WHAT THE TASK ASKS:
Pick every line with "media" from the material below.

[Stored items]

Begin

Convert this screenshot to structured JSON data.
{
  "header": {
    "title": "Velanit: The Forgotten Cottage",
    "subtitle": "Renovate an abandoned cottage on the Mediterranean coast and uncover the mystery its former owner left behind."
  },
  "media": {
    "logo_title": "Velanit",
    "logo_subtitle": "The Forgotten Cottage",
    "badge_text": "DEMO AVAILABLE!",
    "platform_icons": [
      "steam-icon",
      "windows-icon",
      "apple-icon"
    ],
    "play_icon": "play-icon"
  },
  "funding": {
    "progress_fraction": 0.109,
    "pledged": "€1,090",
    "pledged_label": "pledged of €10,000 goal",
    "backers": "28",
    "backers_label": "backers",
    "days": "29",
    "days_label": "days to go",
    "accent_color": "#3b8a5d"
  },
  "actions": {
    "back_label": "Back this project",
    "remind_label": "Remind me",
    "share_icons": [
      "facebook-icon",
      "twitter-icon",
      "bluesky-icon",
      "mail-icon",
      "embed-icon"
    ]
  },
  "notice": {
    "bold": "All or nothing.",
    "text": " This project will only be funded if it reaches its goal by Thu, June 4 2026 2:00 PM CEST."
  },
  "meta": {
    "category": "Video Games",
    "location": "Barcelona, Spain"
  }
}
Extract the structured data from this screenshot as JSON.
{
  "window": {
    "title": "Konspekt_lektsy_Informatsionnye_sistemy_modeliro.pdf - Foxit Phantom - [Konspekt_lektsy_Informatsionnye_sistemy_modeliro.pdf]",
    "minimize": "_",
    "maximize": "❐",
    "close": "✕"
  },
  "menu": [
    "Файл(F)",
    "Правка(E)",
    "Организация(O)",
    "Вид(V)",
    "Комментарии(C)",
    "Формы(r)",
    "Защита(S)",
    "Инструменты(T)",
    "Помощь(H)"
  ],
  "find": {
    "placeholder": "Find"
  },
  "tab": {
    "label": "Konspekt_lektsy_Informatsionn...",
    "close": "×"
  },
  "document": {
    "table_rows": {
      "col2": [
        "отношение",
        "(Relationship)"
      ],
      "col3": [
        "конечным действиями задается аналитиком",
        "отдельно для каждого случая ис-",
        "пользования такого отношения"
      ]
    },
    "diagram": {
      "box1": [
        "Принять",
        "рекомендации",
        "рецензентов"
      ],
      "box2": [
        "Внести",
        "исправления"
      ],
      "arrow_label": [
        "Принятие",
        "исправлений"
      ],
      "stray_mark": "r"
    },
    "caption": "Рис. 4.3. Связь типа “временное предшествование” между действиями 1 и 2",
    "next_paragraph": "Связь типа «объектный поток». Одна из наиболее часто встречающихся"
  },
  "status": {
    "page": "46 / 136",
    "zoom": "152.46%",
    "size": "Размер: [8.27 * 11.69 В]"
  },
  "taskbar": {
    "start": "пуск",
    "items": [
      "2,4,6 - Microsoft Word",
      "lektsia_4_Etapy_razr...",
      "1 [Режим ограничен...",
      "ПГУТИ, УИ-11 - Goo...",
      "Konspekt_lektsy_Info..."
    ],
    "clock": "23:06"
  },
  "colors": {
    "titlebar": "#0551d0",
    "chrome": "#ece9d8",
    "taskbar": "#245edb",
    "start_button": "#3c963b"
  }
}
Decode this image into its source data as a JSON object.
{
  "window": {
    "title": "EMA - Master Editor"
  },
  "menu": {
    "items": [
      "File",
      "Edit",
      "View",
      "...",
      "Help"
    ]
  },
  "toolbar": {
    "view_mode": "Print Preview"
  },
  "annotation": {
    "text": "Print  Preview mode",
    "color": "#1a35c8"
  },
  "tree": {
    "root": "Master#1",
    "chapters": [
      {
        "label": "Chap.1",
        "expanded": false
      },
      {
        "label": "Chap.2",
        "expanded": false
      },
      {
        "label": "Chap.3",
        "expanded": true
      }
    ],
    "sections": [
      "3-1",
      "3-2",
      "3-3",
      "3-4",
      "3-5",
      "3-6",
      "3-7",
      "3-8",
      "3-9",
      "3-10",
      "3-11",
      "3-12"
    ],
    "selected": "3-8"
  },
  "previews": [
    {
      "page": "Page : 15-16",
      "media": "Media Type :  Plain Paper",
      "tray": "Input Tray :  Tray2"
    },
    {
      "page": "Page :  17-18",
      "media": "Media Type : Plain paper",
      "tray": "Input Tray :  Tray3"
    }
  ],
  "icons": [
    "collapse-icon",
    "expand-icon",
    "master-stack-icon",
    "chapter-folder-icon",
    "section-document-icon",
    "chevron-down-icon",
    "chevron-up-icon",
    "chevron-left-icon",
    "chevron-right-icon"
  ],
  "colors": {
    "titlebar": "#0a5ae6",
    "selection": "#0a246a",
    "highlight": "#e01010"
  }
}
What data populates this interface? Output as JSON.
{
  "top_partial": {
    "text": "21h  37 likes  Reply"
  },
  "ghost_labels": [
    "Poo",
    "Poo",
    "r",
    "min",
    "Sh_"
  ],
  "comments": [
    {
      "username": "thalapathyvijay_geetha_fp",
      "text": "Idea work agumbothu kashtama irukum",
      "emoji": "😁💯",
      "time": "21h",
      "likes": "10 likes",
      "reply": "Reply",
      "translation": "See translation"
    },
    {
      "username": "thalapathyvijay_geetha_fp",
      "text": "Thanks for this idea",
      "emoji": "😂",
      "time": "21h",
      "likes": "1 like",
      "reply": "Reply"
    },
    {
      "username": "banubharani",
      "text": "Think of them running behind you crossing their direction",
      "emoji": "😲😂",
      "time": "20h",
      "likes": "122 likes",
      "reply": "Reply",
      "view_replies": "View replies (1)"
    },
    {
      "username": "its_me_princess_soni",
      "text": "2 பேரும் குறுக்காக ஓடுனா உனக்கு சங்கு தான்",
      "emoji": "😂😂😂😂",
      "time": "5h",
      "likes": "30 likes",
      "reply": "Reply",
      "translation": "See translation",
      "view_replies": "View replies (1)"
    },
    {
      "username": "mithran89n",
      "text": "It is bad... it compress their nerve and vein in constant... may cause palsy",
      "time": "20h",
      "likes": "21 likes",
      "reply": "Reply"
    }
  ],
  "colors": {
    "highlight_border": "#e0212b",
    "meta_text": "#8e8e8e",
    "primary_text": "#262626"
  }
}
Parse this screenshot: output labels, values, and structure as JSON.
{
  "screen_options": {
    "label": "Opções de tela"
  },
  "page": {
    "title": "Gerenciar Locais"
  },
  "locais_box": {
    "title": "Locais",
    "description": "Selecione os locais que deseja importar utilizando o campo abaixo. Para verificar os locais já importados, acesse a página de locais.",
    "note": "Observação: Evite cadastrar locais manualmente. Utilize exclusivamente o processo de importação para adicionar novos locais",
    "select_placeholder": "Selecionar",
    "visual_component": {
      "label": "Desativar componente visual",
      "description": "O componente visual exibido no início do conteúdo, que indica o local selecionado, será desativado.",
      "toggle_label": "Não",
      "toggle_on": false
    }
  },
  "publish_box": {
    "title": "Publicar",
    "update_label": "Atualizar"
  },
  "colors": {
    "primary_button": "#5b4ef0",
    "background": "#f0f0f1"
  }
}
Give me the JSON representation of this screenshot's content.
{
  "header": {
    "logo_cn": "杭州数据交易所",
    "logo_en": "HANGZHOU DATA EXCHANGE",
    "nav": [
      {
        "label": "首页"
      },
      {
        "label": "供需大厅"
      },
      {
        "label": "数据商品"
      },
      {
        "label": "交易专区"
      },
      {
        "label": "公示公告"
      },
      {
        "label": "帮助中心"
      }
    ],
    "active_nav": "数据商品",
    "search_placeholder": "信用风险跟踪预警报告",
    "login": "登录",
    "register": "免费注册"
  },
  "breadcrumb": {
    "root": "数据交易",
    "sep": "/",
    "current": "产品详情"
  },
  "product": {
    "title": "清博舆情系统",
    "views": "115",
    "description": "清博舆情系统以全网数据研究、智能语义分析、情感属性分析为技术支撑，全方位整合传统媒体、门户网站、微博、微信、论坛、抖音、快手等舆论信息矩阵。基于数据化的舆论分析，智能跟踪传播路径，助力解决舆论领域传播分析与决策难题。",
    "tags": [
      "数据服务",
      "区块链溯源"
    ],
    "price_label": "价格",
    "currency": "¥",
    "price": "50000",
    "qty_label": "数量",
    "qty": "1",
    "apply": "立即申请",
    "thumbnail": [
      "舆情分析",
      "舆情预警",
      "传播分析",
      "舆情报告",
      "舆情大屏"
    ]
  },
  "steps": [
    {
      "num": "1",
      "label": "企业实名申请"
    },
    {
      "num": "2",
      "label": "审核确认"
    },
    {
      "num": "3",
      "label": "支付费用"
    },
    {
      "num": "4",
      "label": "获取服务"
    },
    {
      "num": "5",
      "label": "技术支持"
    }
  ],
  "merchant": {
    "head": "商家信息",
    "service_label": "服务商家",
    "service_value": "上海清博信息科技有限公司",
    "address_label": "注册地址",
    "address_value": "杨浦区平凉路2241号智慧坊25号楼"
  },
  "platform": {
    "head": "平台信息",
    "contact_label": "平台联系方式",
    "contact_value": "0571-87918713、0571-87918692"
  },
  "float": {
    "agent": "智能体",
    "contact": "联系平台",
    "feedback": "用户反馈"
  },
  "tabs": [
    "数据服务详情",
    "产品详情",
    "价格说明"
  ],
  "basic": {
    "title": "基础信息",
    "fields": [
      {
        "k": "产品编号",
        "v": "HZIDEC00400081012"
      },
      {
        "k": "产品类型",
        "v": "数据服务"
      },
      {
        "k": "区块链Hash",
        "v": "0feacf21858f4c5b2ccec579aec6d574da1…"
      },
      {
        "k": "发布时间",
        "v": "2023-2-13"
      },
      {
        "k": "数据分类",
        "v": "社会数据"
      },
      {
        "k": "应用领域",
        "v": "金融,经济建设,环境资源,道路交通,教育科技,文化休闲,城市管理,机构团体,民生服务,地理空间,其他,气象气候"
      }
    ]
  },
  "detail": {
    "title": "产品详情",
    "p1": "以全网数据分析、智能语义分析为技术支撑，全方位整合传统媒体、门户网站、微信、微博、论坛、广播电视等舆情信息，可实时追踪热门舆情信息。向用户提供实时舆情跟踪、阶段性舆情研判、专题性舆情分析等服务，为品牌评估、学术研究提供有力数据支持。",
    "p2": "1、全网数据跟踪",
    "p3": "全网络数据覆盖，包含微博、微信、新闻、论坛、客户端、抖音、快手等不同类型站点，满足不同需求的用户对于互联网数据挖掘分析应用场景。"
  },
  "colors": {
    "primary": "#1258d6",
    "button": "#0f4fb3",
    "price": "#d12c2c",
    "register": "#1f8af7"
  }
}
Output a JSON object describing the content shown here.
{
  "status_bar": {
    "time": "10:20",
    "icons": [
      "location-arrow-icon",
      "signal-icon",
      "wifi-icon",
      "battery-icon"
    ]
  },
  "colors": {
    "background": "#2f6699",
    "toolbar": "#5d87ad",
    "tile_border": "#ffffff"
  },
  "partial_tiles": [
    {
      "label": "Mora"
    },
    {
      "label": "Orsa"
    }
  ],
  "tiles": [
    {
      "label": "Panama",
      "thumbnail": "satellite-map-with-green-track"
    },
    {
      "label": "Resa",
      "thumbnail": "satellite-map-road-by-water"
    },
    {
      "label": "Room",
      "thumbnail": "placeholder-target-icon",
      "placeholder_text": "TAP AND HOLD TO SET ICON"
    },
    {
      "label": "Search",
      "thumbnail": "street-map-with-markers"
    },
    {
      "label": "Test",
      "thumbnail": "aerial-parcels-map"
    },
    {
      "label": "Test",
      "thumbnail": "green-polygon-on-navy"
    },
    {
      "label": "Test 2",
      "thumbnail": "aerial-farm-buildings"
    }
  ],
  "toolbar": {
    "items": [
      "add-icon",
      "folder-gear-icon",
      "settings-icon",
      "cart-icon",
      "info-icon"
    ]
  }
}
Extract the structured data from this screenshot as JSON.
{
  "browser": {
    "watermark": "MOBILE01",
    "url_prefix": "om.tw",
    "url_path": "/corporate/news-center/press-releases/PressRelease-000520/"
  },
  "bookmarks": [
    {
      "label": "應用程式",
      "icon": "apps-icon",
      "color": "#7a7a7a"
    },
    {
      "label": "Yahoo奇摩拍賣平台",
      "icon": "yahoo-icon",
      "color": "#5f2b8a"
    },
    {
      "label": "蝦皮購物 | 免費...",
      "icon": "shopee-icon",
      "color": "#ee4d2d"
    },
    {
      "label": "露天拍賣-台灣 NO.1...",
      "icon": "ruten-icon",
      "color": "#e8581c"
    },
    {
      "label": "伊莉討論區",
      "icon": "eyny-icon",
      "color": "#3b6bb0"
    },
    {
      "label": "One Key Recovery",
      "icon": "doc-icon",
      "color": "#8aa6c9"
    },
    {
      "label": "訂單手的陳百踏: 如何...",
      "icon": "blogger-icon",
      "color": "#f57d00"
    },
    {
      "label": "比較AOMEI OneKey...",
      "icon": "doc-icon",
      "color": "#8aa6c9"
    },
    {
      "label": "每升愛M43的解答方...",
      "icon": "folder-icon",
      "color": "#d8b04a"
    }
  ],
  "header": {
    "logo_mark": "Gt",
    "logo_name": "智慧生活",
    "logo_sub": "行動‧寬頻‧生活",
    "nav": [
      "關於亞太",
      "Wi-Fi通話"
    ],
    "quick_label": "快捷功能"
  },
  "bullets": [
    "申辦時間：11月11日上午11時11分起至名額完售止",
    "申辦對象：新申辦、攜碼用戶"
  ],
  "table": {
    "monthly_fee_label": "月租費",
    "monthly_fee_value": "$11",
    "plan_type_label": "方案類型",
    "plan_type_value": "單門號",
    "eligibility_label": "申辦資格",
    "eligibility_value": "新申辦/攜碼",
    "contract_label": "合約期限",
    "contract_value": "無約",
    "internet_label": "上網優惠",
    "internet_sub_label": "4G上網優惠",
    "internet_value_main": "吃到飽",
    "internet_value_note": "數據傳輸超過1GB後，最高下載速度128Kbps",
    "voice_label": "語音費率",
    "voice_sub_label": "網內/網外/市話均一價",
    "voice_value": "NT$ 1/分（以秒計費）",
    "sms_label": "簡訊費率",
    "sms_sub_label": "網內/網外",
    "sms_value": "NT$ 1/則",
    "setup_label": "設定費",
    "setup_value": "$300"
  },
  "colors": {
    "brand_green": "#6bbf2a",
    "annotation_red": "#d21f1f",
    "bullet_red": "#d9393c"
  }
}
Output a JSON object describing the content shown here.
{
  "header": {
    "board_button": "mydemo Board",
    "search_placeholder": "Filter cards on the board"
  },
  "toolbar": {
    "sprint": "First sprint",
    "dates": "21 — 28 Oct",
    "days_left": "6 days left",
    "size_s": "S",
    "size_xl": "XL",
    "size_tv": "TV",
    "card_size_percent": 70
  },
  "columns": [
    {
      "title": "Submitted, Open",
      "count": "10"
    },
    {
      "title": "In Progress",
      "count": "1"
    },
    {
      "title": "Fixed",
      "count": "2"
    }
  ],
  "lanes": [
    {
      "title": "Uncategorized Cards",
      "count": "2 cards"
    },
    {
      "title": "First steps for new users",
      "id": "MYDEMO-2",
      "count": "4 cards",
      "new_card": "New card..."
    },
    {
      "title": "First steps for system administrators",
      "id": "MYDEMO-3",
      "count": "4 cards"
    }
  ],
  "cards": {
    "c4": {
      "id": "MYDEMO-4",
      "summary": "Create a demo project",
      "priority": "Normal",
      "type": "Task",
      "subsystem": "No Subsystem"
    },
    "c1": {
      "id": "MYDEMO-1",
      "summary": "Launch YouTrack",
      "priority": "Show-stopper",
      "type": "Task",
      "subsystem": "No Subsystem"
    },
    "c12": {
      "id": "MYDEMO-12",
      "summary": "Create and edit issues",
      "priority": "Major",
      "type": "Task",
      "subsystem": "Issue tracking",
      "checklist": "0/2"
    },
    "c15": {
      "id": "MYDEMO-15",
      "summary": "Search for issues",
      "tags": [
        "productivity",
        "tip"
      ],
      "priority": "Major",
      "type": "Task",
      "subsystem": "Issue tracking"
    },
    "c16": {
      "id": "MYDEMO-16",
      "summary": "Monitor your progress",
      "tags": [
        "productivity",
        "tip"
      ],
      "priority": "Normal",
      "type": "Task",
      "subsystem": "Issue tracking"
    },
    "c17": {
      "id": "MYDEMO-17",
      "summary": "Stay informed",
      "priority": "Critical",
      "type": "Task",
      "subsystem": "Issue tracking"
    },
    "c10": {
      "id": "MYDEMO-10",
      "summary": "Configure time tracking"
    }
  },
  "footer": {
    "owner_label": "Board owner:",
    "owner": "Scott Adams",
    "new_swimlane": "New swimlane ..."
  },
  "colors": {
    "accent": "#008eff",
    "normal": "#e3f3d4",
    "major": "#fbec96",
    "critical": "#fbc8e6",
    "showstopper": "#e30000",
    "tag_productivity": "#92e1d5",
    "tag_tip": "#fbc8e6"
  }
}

End

WRITTEN ANSWER:
  "media": {
      "media": "Media Type :  Plain Paper",
      "media": "Media Type : Plain paper",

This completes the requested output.